Stated exercise
Please transcribe the data that follows without the pictures, keeping every word the same.

(Collected data entries)
☆ ☆ ☆ ☆

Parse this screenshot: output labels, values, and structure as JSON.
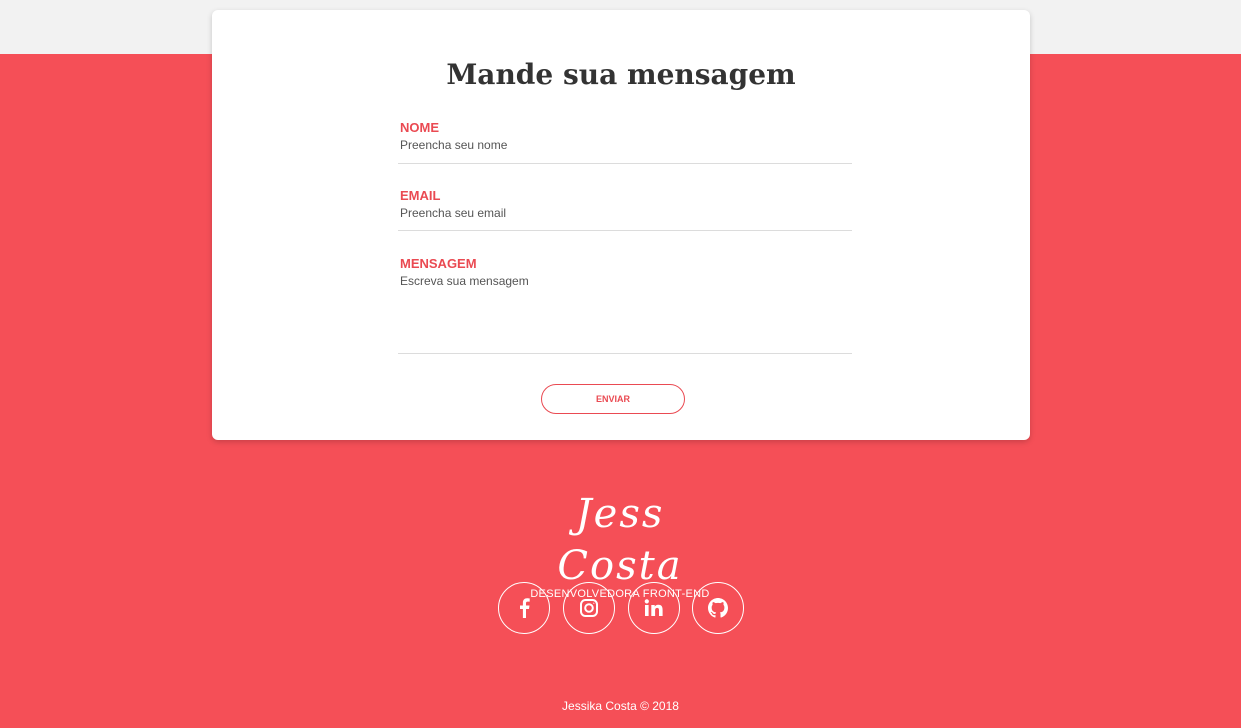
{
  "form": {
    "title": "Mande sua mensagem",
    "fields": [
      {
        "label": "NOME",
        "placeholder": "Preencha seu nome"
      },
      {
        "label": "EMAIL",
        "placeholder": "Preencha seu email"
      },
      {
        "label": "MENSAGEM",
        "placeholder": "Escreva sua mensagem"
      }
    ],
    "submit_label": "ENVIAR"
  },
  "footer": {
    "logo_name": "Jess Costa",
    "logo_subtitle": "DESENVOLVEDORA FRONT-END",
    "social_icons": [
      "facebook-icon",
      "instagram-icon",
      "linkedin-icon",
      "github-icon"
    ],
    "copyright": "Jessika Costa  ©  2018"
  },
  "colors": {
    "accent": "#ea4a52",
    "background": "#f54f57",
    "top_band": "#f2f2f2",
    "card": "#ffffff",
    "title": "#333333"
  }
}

☆ ☆ ☆ ☆

Response to the exercise
Parse this screenshot: output labels, values, and structure as JSON.
{
  "form": {
    "title": "Mande sua mensagem",
    "fields": [
      {
        "label": "NOME",
        "placeholder": "Preencha seu nome"
      },
      {
        "label": "EMAIL",
        "placeholder": "Preencha seu email"
      },
      {
        "label": "MENSAGEM",
        "placeholder": "Escreva sua mensagem"
      }
    ],
    "submit_label": "ENVIAR"
  },
  "footer": {
    "logo_name": "Jess Costa",
    "logo_subtitle": "DESENVOLVEDORA FRONT-END",
    "social_icons": [
      "facebook-icon",
      "instagram-icon",
      "linkedin-icon",
      "github-icon"
    ],
    "copyright": "Jessika Costa  ©  2018"
  },
  "colors": {
    "accent": "#ea4a52",
    "background": "#f54f57",
    "top_band": "#f2f2f2",
    "card": "#ffffff",
    "title": "#333333"
  }
}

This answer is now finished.